[Exercise brief]
Reply with the count of lines holding "internetowe", nothing more.

* begin Exercise materials *

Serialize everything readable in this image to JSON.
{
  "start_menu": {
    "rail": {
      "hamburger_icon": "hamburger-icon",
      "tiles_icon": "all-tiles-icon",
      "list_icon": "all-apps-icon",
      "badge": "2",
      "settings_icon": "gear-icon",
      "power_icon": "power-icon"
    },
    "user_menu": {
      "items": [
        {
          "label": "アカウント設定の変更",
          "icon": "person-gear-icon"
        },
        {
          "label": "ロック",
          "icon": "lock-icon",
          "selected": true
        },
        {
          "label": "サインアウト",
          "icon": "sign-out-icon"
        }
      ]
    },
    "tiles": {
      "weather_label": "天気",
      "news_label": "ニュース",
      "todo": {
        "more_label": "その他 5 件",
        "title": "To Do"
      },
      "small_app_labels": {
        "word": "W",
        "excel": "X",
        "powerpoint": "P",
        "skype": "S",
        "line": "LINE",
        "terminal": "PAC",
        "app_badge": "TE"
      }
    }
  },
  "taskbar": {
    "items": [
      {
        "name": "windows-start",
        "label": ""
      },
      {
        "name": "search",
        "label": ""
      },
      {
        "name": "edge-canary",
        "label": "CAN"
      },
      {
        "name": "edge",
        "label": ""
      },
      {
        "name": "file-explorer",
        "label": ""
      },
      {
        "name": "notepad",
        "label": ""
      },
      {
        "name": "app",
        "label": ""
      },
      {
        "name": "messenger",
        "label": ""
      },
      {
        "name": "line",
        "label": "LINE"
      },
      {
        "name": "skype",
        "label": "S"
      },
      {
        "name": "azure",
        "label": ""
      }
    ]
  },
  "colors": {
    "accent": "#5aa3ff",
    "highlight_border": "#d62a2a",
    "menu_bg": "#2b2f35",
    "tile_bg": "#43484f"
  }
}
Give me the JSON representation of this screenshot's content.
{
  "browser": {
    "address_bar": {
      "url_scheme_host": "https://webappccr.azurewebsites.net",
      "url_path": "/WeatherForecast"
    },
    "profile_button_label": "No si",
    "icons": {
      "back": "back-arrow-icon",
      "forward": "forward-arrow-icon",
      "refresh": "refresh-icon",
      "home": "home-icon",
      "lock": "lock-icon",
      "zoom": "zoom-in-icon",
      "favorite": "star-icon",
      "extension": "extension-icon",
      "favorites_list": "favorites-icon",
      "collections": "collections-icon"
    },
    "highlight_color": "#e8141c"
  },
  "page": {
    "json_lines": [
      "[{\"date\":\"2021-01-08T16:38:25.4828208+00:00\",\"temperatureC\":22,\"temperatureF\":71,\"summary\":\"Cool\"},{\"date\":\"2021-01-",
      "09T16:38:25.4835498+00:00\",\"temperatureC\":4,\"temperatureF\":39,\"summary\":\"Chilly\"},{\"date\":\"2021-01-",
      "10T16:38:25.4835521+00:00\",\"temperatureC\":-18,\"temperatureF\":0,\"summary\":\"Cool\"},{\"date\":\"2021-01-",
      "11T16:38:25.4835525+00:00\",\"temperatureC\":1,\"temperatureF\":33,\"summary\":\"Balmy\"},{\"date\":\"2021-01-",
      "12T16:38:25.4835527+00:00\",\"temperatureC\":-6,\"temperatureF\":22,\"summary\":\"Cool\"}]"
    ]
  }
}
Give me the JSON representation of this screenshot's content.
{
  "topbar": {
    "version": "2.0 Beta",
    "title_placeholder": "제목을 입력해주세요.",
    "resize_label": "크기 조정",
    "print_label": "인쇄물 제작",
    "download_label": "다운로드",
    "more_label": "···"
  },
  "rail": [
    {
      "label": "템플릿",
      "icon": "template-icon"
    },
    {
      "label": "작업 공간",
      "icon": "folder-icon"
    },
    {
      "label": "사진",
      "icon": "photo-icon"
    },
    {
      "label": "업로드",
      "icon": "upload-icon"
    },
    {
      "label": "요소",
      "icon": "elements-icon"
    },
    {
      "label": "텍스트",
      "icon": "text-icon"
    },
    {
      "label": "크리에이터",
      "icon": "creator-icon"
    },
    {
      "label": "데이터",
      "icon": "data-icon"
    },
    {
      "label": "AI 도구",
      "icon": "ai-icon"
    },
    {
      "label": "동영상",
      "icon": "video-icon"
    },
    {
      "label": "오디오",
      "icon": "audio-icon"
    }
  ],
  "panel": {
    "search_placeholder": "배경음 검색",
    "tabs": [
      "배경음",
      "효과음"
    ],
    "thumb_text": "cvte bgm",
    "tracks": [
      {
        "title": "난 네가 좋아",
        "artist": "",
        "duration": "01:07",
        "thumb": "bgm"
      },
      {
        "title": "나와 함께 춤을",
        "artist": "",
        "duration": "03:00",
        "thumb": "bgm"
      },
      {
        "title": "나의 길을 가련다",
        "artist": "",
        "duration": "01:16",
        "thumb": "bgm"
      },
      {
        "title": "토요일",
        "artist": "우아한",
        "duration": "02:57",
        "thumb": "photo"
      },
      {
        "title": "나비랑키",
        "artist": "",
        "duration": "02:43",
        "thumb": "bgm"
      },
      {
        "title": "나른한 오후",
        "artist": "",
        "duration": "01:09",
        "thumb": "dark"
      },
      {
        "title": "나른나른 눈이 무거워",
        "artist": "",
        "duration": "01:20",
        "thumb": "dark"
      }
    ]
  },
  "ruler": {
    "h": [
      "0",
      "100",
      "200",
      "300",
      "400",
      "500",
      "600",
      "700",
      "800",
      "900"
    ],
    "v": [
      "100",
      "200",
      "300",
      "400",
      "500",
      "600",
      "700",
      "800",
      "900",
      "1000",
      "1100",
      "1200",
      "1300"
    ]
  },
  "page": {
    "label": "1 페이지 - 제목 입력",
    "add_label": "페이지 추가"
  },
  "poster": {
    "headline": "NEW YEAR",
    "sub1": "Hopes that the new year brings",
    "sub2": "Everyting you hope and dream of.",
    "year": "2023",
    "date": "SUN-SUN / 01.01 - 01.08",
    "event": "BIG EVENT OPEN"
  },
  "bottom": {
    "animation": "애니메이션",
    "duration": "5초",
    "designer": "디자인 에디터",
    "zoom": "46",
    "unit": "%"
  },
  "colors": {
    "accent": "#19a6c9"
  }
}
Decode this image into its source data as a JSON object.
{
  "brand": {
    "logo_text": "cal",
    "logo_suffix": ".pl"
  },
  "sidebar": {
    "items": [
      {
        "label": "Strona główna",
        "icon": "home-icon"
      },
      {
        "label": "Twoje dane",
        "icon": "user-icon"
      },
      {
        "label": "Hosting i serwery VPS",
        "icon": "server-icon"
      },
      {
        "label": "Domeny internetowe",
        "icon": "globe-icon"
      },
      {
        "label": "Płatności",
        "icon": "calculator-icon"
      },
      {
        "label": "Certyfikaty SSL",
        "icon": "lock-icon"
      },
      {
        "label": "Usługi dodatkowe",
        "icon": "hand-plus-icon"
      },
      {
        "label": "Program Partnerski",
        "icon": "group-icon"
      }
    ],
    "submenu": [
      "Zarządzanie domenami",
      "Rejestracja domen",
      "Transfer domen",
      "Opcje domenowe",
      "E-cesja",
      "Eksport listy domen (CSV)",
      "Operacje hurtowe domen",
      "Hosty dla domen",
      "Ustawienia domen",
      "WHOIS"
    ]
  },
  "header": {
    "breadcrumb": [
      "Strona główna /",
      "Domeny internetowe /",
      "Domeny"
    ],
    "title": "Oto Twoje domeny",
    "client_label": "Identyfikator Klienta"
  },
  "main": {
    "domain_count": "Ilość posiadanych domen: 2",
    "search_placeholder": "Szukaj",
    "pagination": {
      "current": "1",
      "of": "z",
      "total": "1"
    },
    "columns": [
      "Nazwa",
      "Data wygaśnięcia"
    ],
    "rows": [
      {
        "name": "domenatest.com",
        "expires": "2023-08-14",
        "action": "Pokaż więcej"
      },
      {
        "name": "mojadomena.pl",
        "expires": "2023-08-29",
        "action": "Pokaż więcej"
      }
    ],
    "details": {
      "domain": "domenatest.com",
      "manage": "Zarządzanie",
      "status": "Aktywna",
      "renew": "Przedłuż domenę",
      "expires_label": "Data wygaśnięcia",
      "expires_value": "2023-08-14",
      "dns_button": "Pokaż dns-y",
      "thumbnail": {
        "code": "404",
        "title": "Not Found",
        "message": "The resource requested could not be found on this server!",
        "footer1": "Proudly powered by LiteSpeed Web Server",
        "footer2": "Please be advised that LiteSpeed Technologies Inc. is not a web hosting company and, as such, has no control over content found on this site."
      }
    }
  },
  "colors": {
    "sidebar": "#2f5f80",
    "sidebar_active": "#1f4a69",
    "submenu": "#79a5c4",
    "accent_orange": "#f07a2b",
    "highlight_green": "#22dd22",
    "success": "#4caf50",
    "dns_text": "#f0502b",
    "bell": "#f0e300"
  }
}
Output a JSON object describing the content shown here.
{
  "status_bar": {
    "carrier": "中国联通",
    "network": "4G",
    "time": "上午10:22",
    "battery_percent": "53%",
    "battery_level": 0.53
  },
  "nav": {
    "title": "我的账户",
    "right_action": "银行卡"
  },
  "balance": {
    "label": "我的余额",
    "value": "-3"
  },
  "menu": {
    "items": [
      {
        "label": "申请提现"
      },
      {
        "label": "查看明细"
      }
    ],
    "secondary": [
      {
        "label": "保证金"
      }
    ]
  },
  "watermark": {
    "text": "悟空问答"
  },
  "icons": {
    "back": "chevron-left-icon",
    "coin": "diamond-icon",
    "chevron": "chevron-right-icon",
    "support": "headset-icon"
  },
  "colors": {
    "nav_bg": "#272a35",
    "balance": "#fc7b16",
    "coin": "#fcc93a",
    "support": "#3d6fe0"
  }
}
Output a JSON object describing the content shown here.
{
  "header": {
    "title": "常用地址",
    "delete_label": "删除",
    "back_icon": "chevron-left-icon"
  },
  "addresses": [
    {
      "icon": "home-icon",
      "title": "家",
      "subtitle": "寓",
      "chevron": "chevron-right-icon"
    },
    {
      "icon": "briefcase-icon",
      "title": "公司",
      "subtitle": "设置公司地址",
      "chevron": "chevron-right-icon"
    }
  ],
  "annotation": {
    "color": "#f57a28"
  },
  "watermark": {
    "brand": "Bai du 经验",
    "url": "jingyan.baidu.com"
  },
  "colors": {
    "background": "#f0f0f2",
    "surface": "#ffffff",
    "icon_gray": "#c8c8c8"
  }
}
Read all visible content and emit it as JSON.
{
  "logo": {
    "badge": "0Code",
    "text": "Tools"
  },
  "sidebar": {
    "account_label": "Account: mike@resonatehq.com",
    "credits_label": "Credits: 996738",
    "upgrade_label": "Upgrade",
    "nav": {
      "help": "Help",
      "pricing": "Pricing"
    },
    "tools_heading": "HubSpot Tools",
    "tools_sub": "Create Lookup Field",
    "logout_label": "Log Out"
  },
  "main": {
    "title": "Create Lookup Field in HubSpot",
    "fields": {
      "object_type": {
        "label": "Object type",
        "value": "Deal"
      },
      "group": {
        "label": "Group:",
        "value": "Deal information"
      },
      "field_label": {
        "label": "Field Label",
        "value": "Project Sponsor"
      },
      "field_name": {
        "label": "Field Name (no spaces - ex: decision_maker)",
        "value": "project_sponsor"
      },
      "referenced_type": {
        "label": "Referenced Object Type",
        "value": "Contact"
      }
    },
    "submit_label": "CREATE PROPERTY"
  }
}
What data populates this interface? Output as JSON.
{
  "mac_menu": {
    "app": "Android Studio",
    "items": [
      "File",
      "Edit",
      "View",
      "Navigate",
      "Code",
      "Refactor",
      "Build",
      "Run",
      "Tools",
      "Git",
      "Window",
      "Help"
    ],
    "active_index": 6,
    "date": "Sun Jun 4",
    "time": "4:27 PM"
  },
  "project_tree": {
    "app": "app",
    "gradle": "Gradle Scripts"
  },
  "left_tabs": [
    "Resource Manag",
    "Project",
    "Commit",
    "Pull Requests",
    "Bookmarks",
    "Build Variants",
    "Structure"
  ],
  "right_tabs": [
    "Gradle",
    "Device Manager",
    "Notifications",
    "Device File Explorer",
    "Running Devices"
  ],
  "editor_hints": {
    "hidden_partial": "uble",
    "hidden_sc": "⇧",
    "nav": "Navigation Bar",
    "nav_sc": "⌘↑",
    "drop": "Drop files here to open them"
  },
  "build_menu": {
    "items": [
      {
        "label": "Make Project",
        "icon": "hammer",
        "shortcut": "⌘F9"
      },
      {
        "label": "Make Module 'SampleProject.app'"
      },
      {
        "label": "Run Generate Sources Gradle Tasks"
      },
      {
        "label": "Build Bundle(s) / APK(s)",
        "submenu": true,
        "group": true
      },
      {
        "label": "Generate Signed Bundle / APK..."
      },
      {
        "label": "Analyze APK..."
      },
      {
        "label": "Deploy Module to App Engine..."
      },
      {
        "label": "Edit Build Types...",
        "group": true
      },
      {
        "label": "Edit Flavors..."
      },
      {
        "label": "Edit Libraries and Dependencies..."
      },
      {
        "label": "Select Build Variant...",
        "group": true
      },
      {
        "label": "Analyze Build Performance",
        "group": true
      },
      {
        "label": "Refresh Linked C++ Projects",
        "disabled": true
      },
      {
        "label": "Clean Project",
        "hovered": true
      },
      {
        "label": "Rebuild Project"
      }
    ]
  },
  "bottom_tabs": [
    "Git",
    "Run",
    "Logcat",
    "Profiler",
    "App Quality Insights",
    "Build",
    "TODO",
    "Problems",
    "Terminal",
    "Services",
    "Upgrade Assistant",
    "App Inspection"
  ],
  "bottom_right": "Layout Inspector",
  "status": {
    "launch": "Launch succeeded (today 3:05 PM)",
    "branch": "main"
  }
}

* end Exercise materials *

[Response to the exercise]
2